--- begin GIVEN DATA ---

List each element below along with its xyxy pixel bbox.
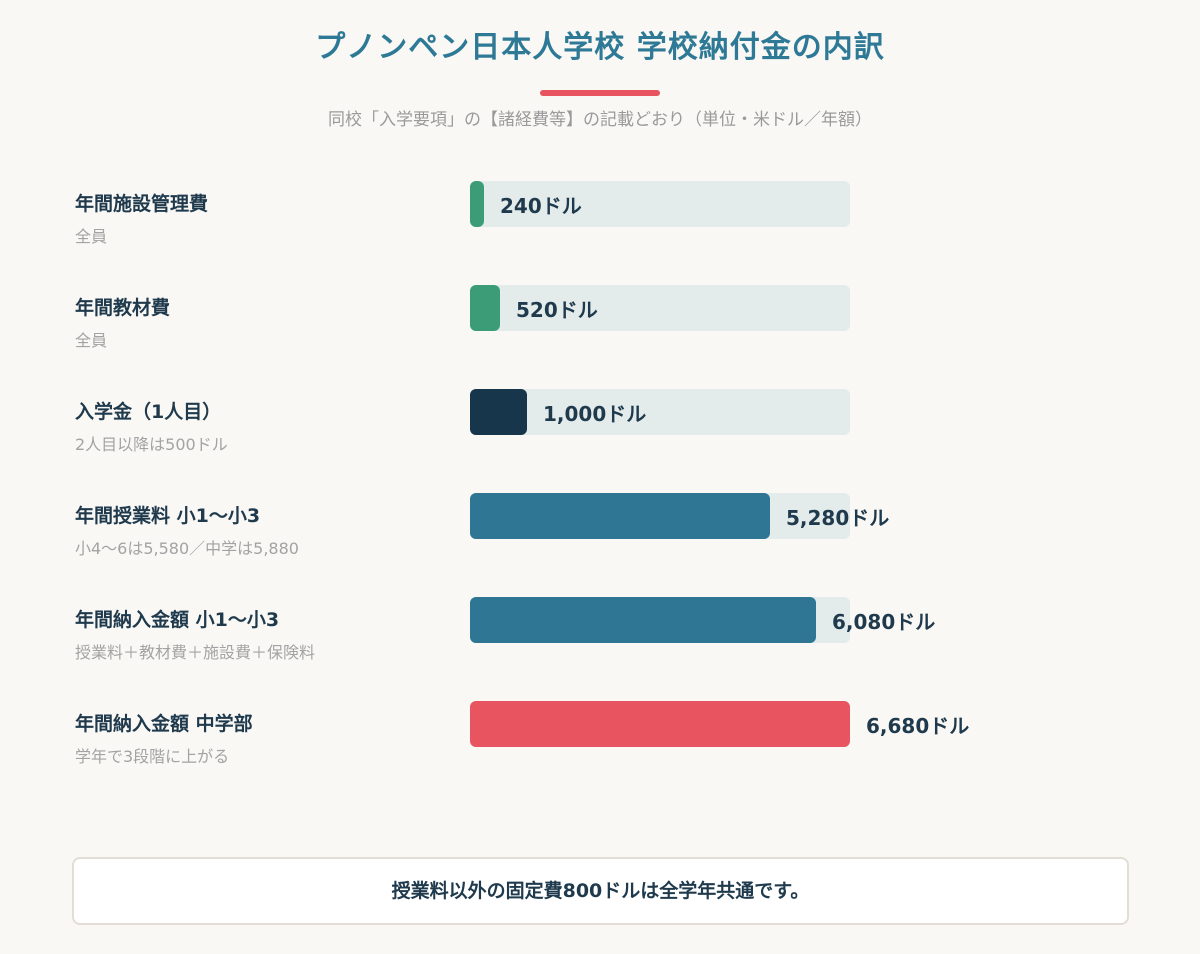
bar-category-note: 全員: [75, 331, 108, 350]
bar-row: 年間納入金額 中学部 学年で3段階に上がる 6,680ドル: [0, 701, 1200, 781]
bar-value-label: 5,280ドル: [786, 506, 890, 530]
chart-title: プノンペン日本人学校 学校納付金の内訳: [315, 30, 885, 65]
bar-category-note: 授業料＋教材費＋施設費＋保険料: [75, 643, 316, 662]
bar: [470, 389, 527, 435]
bar-row: 年間納入金額 小1〜小3 授業料＋教材費＋施設費＋保険料 6,080ドル: [0, 597, 1200, 677]
note-text: 授業料以外の固定費800ドルは全学年共通です。: [391, 880, 810, 902]
bar-track: [470, 285, 850, 331]
bar-category-note: 学年で3段階に上がる: [75, 747, 230, 766]
bar-track: [470, 181, 850, 227]
chart-subtitle: 同校「入学要項」の【諸経費等】の記載どおり（単位・米ドル／年額）: [328, 110, 872, 130]
bar: [470, 285, 500, 331]
bar: [470, 597, 816, 643]
bar: [470, 493, 770, 539]
bar-category-note: 全員: [75, 227, 108, 246]
bar-category-label: 年間納入金額 小1〜小3: [75, 609, 280, 631]
bar-category-label: 年間授業料 小1〜小3: [75, 505, 261, 527]
bar-value-label: 240ドル: [500, 194, 582, 218]
bar-category-note: 小4〜6は5,580／中学は5,880: [75, 539, 299, 558]
bar-row: 入学金（1人目） 2人目以降は500ドル 1,000ドル: [0, 389, 1200, 469]
bar: [470, 181, 484, 227]
bar-value-label: 520ドル: [516, 298, 598, 322]
bar-category-note: 2人目以降は500ドル: [75, 435, 228, 454]
bar-value-label: 6,080ドル: [832, 610, 936, 634]
bar: [470, 701, 850, 747]
bar-category-label: 年間施設管理費: [75, 193, 209, 215]
bar-row: 年間授業料 小1〜小3 小4〜6は5,580／中学は5,880 5,280ドル: [0, 493, 1200, 573]
bar-category-label: 年間教材費: [75, 297, 171, 319]
bar-row: 年間施設管理費 全員 240ドル: [0, 181, 1200, 261]
bar-category-label: 入学金（1人目）: [75, 401, 222, 423]
bar-row: 年間教材費全員 520ドル: [0, 285, 1200, 365]
bar-value-label: 6,680ドル: [866, 714, 970, 738]
bar-value-label: 1,000ドル: [543, 402, 647, 426]
bar-category-label: 年間納入金額 中学部: [75, 713, 253, 735]
bar-track: [470, 389, 850, 435]
title-accent-line: [540, 90, 660, 96]
note-box: 授業料以外の固定費800ドルは全学年共通です。: [72, 857, 1129, 925]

--- end GIVEN DATA ---

Turn every line of the item above into a JSON list of strings, one string per line, with blank lines skipped and the picture left out.

RESPONSE
[
  "List each element below along with its xyxy pixel bbox.",
  "bar-category-note: 全員: [75, 331, 108, 350]",
  "bar-row: 年間納入金額 中学部 学年で3段階に上がる 6,680ドル: [0, 701, 1200, 781]",
  "bar-value-label: 5,280ドル: [786, 506, 890, 530]",
  "chart-title: プノンペン日本人学校 学校納付金の内訳: [315, 30, 885, 65]",
  "bar-category-note: 授業料＋教材費＋施設費＋保険料: [75, 643, 316, 662]",
  "bar: [470, 389, 527, 435]",
  "bar-row: 年間納入金額 小1〜小3 授業料＋教材費＋施設費＋保険料 6,080ドル: [0, 597, 1200, 677]",
  "note-text: 授業料以外の固定費800ドルは全学年共通です。: [391, 880, 810, 902]",
  "bar-track: [470, 285, 850, 331]",
  "bar-category-note: 学年で3段階に上がる: [75, 747, 230, 766]",
  "bar-track: [470, 181, 850, 227]",
  "chart-subtitle: 同校「入学要項」の【諸経費等】の記載どおり（単位・米ドル／年額）: [328, 110, 872, 130]",
  "bar: [470, 285, 500, 331]",
  "bar: [470, 597, 816, 643]",
  "bar: [470, 493, 770, 539]",
  "bar-category-note: 全員: [75, 227, 108, 246]",
  "bar-category-label: 年間納入金額 小1〜小3: [75, 609, 280, 631]",
  "bar-category-label: 年間授業料 小1〜小3: [75, 505, 261, 527]",
  "bar-value-label: 240ドル: [500, 194, 582, 218]",
  "bar-category-note: 小4〜6は5,580／中学は5,880: [75, 539, 299, 558]",
  "bar-row: 入学金（1人目） 2人目以降は500ドル 1,000ドル: [0, 389, 1200, 469]",
  "bar: [470, 181, 484, 227]",
  "bar-value-label: 520ドル: [516, 298, 598, 322]",
  "bar-category-note: 2人目以降は500ドル: [75, 435, 228, 454]",
  "bar-value-label: 6,080ドル: [832, 610, 936, 634]",
  "bar: [470, 701, 850, 747]",
  "bar-category-label: 年間施設管理費: [75, 193, 209, 215]",
  "bar-row: 年間授業料 小1〜小3 小4〜6は5,580／中学は5,880 5,280ドル: [0, 493, 1200, 573]",
  "bar-category-label: 年間教材費: [75, 297, 171, 319]",
  "bar-row: 年間施設管理費 全員 240ドル: [0, 181, 1200, 261]",
  "bar-category-label: 入学金（1人目）: [75, 401, 222, 423]",
  "bar-row: 年間教材費全員 520ドル: [0, 285, 1200, 365]",
  "bar-value-label: 6,680ドル: [866, 714, 970, 738]",
  "bar-value-label: 1,000ドル: [543, 402, 647, 426]",
  "bar-category-label: 年間納入金額 中学部: [75, 713, 253, 735]",
  "bar-track: [470, 389, 850, 435]",
  "title-accent-line: [540, 90, 660, 96]",
  "note-box: 授業料以外の固定費800ドルは全学年共通です。: [72, 857, 1129, 925]"
]